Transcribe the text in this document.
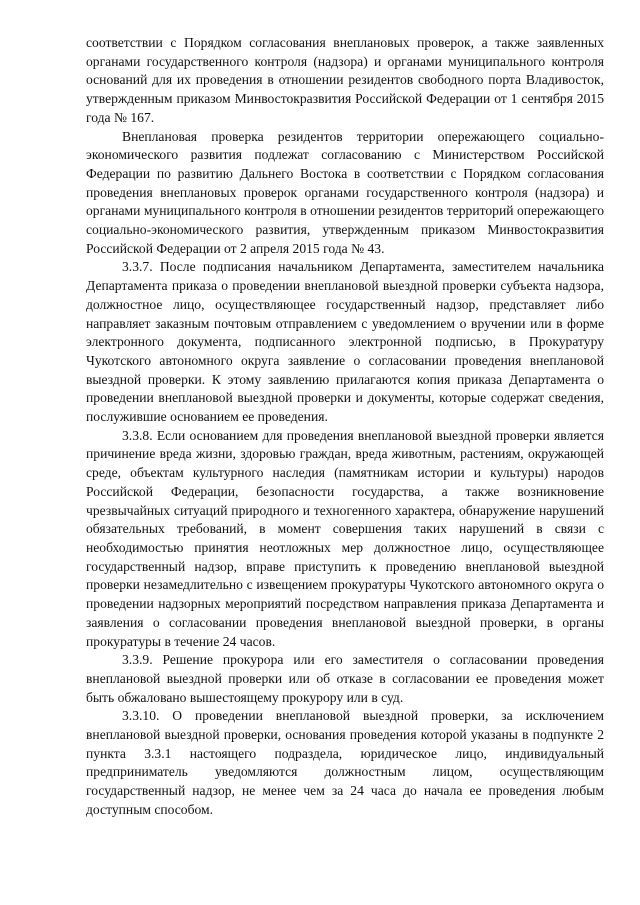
соответствии с Порядком согласования внеплановых проверок, а также заявленных органами государственного контроля (надзора) и органами муниципального контроля оснований для их проведения в отношении резидентов свободного порта Владивосток, утвержденным приказом Минвостокразвития Российской Федерации от 1 сентября 2015 года № 167.

Внеплановая проверка резидентов территории опережающего социально-экономического развития подлежат согласованию с Министерством Российской Федерации по развитию Дальнего Востока в соответствии с Порядком согласования проведения внеплановых проверок органами государственного контроля (надзора) и органами муниципального контроля в отношении резидентов территорий опережающего социально-экономического развития, утвержденным приказом Минвостокразвития Российской Федерации от 2 апреля 2015 года № 43.

3.3.7. После подписания начальником Департамента, заместителем начальника Департамента приказа о проведении внеплановой выездной проверки субъекта надзора, должностное лицо, осуществляющее государственный надзор, представляет либо направляет заказным почтовым отправлением с уведомлением о вручении или в форме электронного документа, подписанного электронной подписью, в Прокуратуру Чукотского автономного округа заявление о согласовании проведения внеплановой выездной проверки. К этому заявлению прилагаются копия приказа Департамента о проведении внеплановой выездной проверки и документы, которые содержат сведения, послужившие основанием ее проведения.

3.3.8. Если основанием для проведения внеплановой выездной проверки является причинение вреда жизни, здоровью граждан, вреда животным, растениям, окружающей среде, объектам культурного наследия (памятникам истории и культуры) народов Российской Федерации, безопасности государства, а также возникновение чрезвычайных ситуаций природного и техногенного характера, обнаружение нарушений обязательных требований, в момент совершения таких нарушений в связи с необходимостью принятия неотложных мер должностное лицо, осуществляющее государственный надзор, вправе приступить к проведению внеплановой выездной проверки незамедлительно с извещением прокуратуры Чукотского автономного округа о проведении надзорных мероприятий посредством направления приказа Департамента и заявления о согласовании проведения внеплановой выездной проверки, в органы прокуратуры в течение 24 часов.

3.3.9. Решение прокурора или его заместителя о согласовании проведения внеплановой выездной проверки или об отказе в согласовании ее проведения может быть обжаловано вышестоящему прокурору или в суд.

3.3.10. О проведении внеплановой выездной проверки, за исключением внеплановой выездной проверки, основания проведения которой указаны в подпункте 2 пункта 3.3.1 настоящего подраздела, юридическое лицо, индивидуальный предприниматель уведомляются должностным лицом, осуществляющим государственный надзор, не менее чем за 24 часа до начала ее проведения любым доступным способом.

*-*-*

What you should do |
Would you mind returning each entry above word for word, skipping the images?

Solution for this problem |
Transcribe the text in this document.
соответствии с Порядком согласования внеплановых проверок, а также заявленных органами государственного контроля (надзора) и органами муниципального контроля оснований для их проведения в отношении резидентов свободного порта Владивосток, утвержденным приказом Минвостокразвития Российской Федерации от 1 сентября 2015 года № 167.

Внеплановая проверка резидентов территории опережающего социально-экономического развития подлежат согласованию с Министерством Российской Федерации по развитию Дальнего Востока в соответствии с Порядком согласования проведения внеплановых проверок органами государственного контроля (надзора) и органами муниципального контроля в отношении резидентов территорий опережающего социально-экономического развития, утвержденным приказом Минвостокразвития Российской Федерации от 2 апреля 2015 года № 43.

3.3.7. После подписания начальником Департамента, заместителем начальника Департамента приказа о проведении внеплановой выездной проверки субъекта надзора, должностное лицо, осуществляющее государственный надзор, представляет либо направляет заказным почтовым отправлением с уведомлением о вручении или в форме электронного документа, подписанного электронной подписью, в Прокуратуру Чукотского автономного округа заявление о согласовании проведения внеплановой выездной проверки. К этому заявлению прилагаются копия приказа Департамента о проведении внеплановой выездной проверки и документы, которые содержат сведения, послужившие основанием ее проведения.

3.3.8. Если основанием для проведения внеплановой выездной проверки является причинение вреда жизни, здоровью граждан, вреда животным, растениям, окружающей среде, объектам культурного наследия (памятникам истории и культуры) народов Российской Федерации, безопасности государства, а также возникновение чрезвычайных ситуаций природного и техногенного характера, обнаружение нарушений обязательных требований, в момент совершения таких нарушений в связи с необходимостью принятия неотложных мер должностное лицо, осуществляющее государственный надзор, вправе приступить к проведению внеплановой выездной проверки незамедлительно с извещением прокуратуры Чукотского автономного округа о проведении надзорных мероприятий посредством направления приказа Департамента и заявления о согласовании проведения внеплановой выездной проверки, в органы прокуратуры в течение 24 часов.

3.3.9. Решение прокурора или его заместителя о согласовании проведения внеплановой выездной проверки или об отказе в согласовании ее проведения может быть обжаловано вышестоящему прокурору или в суд.

3.3.10. О проведении внеплановой выездной проверки, за исключением внеплановой выездной проверки, основания проведения которой указаны в подпункте 2 пункта 3.3.1 настоящего подраздела, юридическое лицо, индивидуальный предприниматель уведомляются должностным лицом, осуществляющим государственный надзор, не менее чем за 24 часа до начала ее проведения любым доступным способом.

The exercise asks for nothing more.